• **TO BE DONE**
Every entry must be duplicated precisely as written.

○ ○ ○

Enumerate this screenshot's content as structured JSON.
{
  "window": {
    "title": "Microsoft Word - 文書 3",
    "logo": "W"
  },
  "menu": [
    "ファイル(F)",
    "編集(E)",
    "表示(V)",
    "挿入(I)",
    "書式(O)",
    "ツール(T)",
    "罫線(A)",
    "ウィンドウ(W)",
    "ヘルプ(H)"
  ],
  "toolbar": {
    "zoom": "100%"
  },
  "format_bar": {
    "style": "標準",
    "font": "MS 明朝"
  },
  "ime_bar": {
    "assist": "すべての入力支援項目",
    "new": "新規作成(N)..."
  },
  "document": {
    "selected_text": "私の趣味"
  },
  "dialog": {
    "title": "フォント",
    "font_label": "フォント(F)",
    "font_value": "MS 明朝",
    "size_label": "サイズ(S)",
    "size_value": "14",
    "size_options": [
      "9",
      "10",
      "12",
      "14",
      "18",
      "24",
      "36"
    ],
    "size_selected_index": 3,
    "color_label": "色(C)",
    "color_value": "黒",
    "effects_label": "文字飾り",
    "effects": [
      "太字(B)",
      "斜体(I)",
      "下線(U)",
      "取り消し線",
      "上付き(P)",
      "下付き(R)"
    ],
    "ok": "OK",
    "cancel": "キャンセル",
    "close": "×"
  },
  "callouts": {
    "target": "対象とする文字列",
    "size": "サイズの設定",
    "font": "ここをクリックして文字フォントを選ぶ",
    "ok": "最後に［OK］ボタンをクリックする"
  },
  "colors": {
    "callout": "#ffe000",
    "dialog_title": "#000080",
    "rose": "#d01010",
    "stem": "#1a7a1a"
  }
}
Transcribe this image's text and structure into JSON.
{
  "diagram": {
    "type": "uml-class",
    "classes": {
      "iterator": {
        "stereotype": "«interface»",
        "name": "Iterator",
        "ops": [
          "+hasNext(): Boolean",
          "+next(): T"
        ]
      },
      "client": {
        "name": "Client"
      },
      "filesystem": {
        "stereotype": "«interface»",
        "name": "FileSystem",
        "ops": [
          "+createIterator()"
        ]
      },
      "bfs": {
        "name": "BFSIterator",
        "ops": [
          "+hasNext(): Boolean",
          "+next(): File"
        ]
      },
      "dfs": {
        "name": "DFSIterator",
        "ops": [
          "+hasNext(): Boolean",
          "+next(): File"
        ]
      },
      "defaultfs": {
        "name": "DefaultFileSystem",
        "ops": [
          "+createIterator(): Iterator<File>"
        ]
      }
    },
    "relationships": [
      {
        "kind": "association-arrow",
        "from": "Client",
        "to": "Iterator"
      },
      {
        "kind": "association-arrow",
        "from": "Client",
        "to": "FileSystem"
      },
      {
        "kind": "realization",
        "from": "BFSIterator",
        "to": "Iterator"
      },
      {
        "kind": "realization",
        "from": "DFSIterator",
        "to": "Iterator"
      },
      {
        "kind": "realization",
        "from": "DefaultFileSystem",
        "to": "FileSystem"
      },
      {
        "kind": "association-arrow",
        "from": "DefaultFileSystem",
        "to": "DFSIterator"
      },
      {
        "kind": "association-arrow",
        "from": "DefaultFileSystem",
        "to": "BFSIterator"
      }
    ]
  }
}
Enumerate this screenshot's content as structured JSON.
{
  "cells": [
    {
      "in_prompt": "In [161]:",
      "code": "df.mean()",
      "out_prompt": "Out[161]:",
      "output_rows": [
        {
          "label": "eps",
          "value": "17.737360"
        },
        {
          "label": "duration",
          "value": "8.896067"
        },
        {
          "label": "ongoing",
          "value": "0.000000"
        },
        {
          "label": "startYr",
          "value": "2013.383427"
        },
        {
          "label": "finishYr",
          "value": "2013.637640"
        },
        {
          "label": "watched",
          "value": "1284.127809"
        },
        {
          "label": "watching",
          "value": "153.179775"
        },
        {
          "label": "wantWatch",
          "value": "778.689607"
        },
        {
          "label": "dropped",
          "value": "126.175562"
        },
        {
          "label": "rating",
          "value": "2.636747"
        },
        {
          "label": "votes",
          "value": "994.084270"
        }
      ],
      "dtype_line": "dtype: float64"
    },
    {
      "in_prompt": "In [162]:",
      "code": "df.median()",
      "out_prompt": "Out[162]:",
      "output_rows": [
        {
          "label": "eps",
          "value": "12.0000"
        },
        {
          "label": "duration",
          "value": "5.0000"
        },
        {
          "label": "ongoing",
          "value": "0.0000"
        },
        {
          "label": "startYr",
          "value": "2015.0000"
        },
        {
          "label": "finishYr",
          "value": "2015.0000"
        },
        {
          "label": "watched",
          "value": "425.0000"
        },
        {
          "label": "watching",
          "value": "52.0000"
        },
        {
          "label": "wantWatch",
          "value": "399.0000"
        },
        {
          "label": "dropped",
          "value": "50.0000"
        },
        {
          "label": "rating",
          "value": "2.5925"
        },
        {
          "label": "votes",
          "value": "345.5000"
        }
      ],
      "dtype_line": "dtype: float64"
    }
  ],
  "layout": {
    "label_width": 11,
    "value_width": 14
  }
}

○ ○ ○

• **SOLUTION TO THE EXERCISE**
Enumerate this screenshot's content as structured JSON.
{
  "window": {
    "title": "Microsoft Word - 文書 3",
    "logo": "W"
  },
  "menu": [
    "ファイル(F)",
    "編集(E)",
    "表示(V)",
    "挿入(I)",
    "書式(O)",
    "ツール(T)",
    "罫線(A)",
    "ウィンドウ(W)",
    "ヘルプ(H)"
  ],
  "toolbar": {
    "zoom": "100%"
  },
  "format_bar": {
    "style": "標準",
    "font": "MS 明朝"
  },
  "ime_bar": {
    "assist": "すべての入力支援項目",
    "new": "新規作成(N)..."
  },
  "document": {
    "selected_text": "私の趣味"
  },
  "dialog": {
    "title": "フォント",
    "font_label": "フォント(F)",
    "font_value": "MS 明朝",
    "size_label": "サイズ(S)",
    "size_value": "14",
    "size_options": [
      "9",
      "10",
      "12",
      "14",
      "18",
      "24",
      "36"
    ],
    "size_selected_index": 3,
    "color_label": "色(C)",
    "color_value": "黒",
    "effects_label": "文字飾り",
    "effects": [
      "太字(B)",
      "斜体(I)",
      "下線(U)",
      "取り消し線",
      "上付き(P)",
      "下付き(R)"
    ],
    "ok": "OK",
    "cancel": "キャンセル",
    "close": "×"
  },
  "callouts": {
    "target": "対象とする文字列",
    "size": "サイズの設定",
    "font": "ここをクリックして文字フォントを選ぶ",
    "ok": "最後に［OK］ボタンをクリックする"
  },
  "colors": {
    "callout": "#ffe000",
    "dialog_title": "#000080",
    "rose": "#d01010",
    "stem": "#1a7a1a"
  }
}
Transcribe this image's text and structure into JSON.
{
  "diagram": {
    "type": "uml-class",
    "classes": {
      "iterator": {
        "stereotype": "«interface»",
        "name": "Iterator",
        "ops": [
          "+hasNext(): Boolean",
          "+next(): T"
        ]
      },
      "client": {
        "name": "Client"
      },
      "filesystem": {
        "stereotype": "«interface»",
        "name": "FileSystem",
        "ops": [
          "+createIterator()"
        ]
      },
      "bfs": {
        "name": "BFSIterator",
        "ops": [
          "+hasNext(): Boolean",
          "+next(): File"
        ]
      },
      "dfs": {
        "name": "DFSIterator",
        "ops": [
          "+hasNext(): Boolean",
          "+next(): File"
        ]
      },
      "defaultfs": {
        "name": "DefaultFileSystem",
        "ops": [
          "+createIterator(): Iterator<File>"
        ]
      }
    },
    "relationships": [
      {
        "kind": "association-arrow",
        "from": "Client",
        "to": "Iterator"
      },
      {
        "kind": "association-arrow",
        "from": "Client",
        "to": "FileSystem"
      },
      {
        "kind": "realization",
        "from": "BFSIterator",
        "to": "Iterator"
      },
      {
        "kind": "realization",
        "from": "DFSIterator",
        "to": "Iterator"
      },
      {
        "kind": "realization",
        "from": "DefaultFileSystem",
        "to": "FileSystem"
      },
      {
        "kind": "association-arrow",
        "from": "DefaultFileSystem",
        "to": "DFSIterator"
      },
      {
        "kind": "association-arrow",
        "from": "DefaultFileSystem",
        "to": "BFSIterator"
      }
    ]
  }
}
Enumerate this screenshot's content as structured JSON.
{
  "cells": [
    {
      "in_prompt": "In [161]:",
      "code": "df.mean()",
      "out_prompt": "Out[161]:",
      "output_rows": [
        {
          "label": "eps",
          "value": "17.737360"
        },
        {
          "label": "duration",
          "value": "8.896067"
        },
        {
          "label": "ongoing",
          "value": "0.000000"
        },
        {
          "label": "startYr",
          "value": "2013.383427"
        },
        {
          "label": "finishYr",
          "value": "2013.637640"
        },
        {
          "label": "watched",
          "value": "1284.127809"
        },
        {
          "label": "watching",
          "value": "153.179775"
        },
        {
          "label": "wantWatch",
          "value": "778.689607"
        },
        {
          "label": "dropped",
          "value": "126.175562"
        },
        {
          "label": "rating",
          "value": "2.636747"
        },
        {
          "label": "votes",
          "value": "994.084270"
        }
      ],
      "dtype_line": "dtype: float64"
    },
    {
      "in_prompt": "In [162]:",
      "code": "df.median()",
      "out_prompt": "Out[162]:",
      "output_rows": [
        {
          "label": "eps",
          "value": "12.0000"
        },
        {
          "label": "duration",
          "value": "5.0000"
        },
        {
          "label": "ongoing",
          "value": "0.0000"
        },
        {
          "label": "startYr",
          "value": "2015.0000"
        },
        {
          "label": "finishYr",
          "value": "2015.0000"
        },
        {
          "label": "watched",
          "value": "425.0000"
        },
        {
          "label": "watching",
          "value": "52.0000"
        },
        {
          "label": "wantWatch",
          "value": "399.0000"
        },
        {
          "label": "dropped",
          "value": "50.0000"
        },
        {
          "label": "rating",
          "value": "2.5925"
        },
        {
          "label": "votes",
          "value": "345.5000"
        }
      ],
      "dtype_line": "dtype: float64"
    }
  ],
  "layout": {
    "label_width": 11,
    "value_width": 14
  }
}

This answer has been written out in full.